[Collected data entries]
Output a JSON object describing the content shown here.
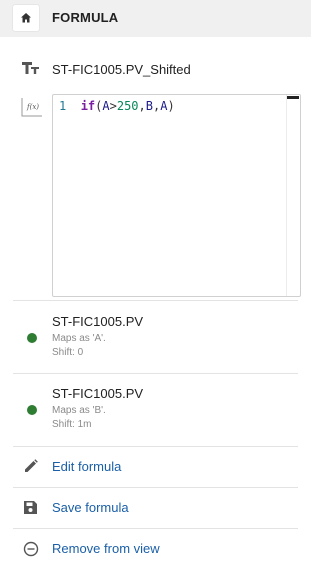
{
  "header": {
    "title": "FORMULA",
    "home_icon": "home-icon"
  },
  "formula_name": {
    "icon": "text-type-icon",
    "value": "ST-FIC1005.PV_Shifted"
  },
  "editor": {
    "icon": "function-icon",
    "icon_text": "f(x)",
    "line_number": "1",
    "code": {
      "keyword": "if",
      "open": "(",
      "a1": "A",
      "op": ">",
      "num": "250",
      "c1": ",",
      "b": "B",
      "c2": ",",
      "a2": "A",
      "close": ")"
    }
  },
  "sources": [
    {
      "name": "ST-FIC1005.PV",
      "maps": "Maps as 'A'.",
      "shift": "Shift: 0",
      "color": "#2e7d32"
    },
    {
      "name": "ST-FIC1005.PV",
      "maps": "Maps as 'B'.",
      "shift": "Shift: 1m",
      "color": "#2e7d32"
    }
  ],
  "actions": [
    {
      "label": "Edit formula",
      "icon": "pencil-icon"
    },
    {
      "label": "Save formula",
      "icon": "save-icon"
    },
    {
      "label": "Remove from view",
      "icon": "minus-circle-icon"
    }
  ],
  "colors": {
    "link": "#1a5fa8",
    "status_ok": "#2e7d32",
    "header_bg": "#f0f0f0"
  }
}
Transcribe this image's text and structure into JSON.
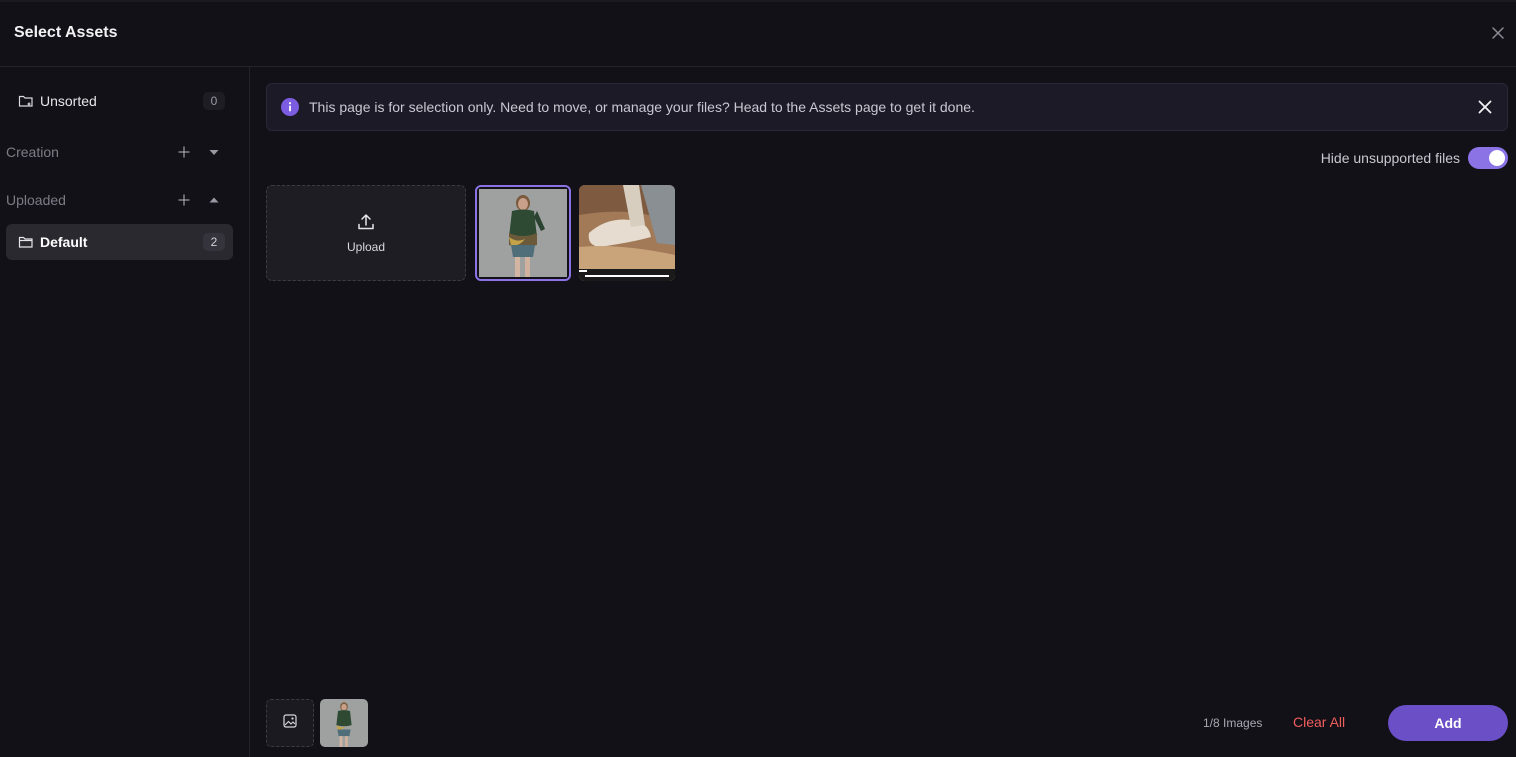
{
  "header": {
    "title": "Select Assets",
    "close_icon": "close-icon"
  },
  "sidebar": {
    "unsorted": {
      "label": "Unsorted",
      "count": "0",
      "icon": "folder-icon"
    },
    "sections": [
      {
        "label": "Creation",
        "expanded": false
      },
      {
        "label": "Uploaded",
        "expanded": true
      }
    ],
    "folders": [
      {
        "label": "Default",
        "count": "2",
        "active": true,
        "icon": "folder-icon"
      }
    ]
  },
  "main": {
    "banner": {
      "message": "This page is for selection only. Need to move, or manage your files? Head to the Assets page to get it done.",
      "icon": "info-icon",
      "accent": "#7c5ce0"
    },
    "toggle": {
      "label": "Hide unsupported files",
      "on": true,
      "color": "#8b73e6"
    },
    "upload": {
      "label": "Upload",
      "icon": "upload-icon"
    },
    "assets": [
      {
        "name": "woman-green-sweater",
        "selected": true
      },
      {
        "name": "socks-closeup",
        "selected": false
      }
    ]
  },
  "footer": {
    "image_count": "1/8 Images",
    "clear_label": "Clear All",
    "add_label": "Add",
    "clear_color": "#ef5d5d",
    "add_color": "#6b4fc6"
  }
}
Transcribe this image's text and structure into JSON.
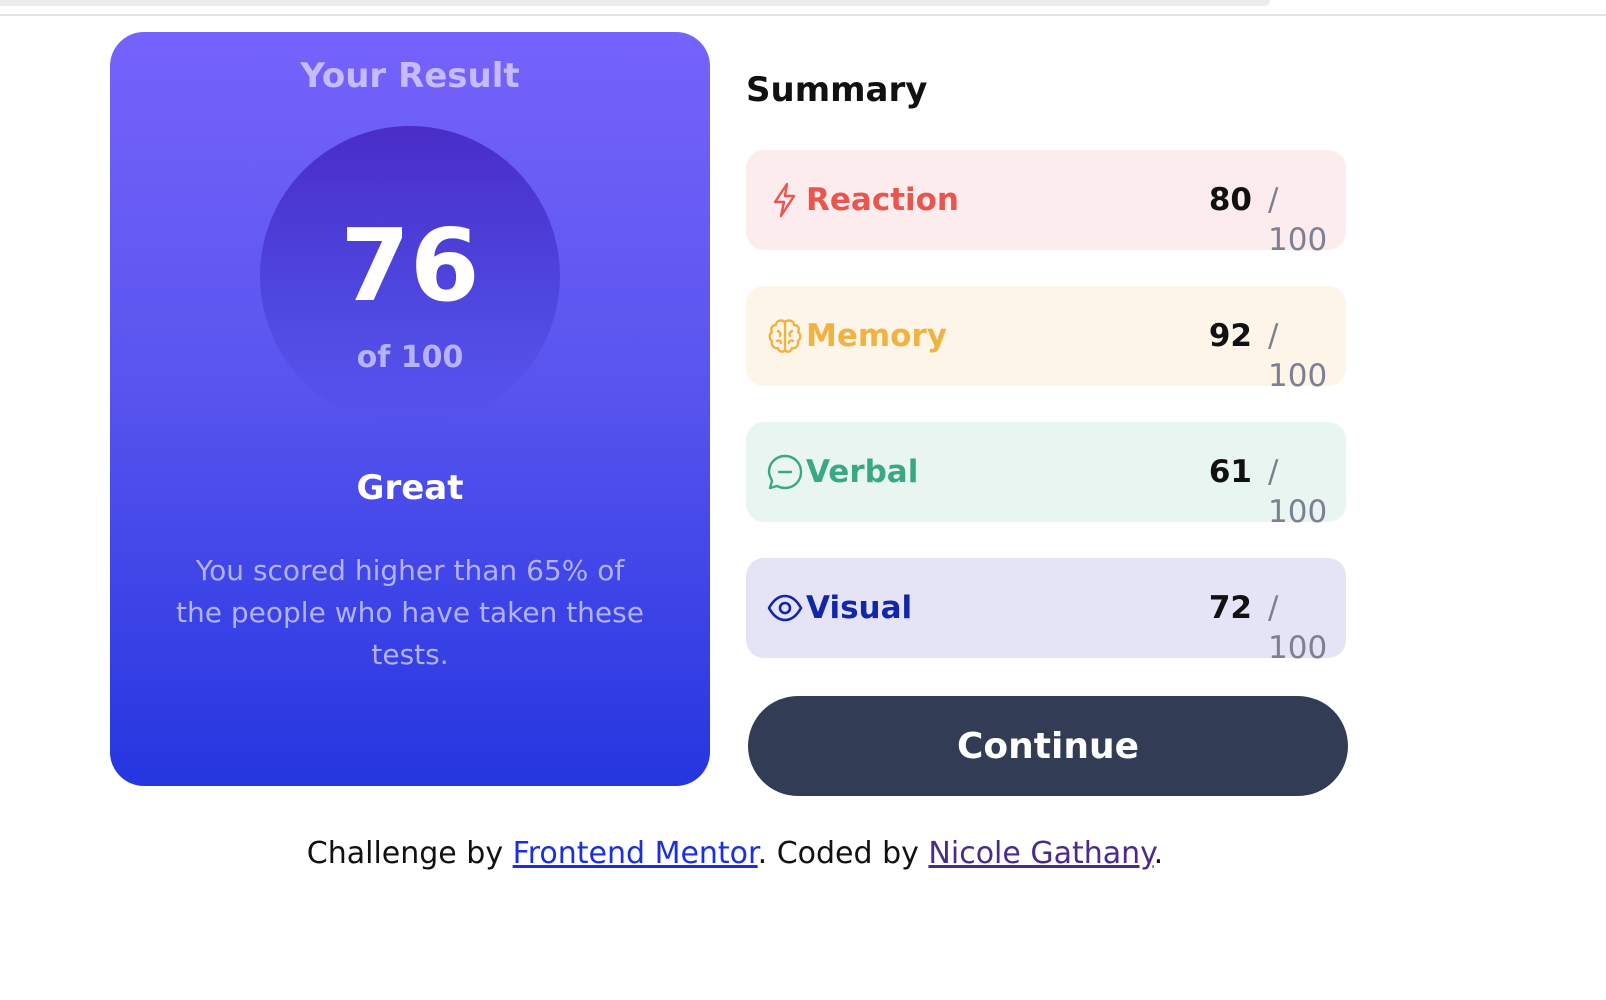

TASK DETAILS: In the listing above, locate each line with "true" and copy it.

CORRECT RESPONSE:
        "expanded": true
        "active": true,
      "on": true,
        "selected": true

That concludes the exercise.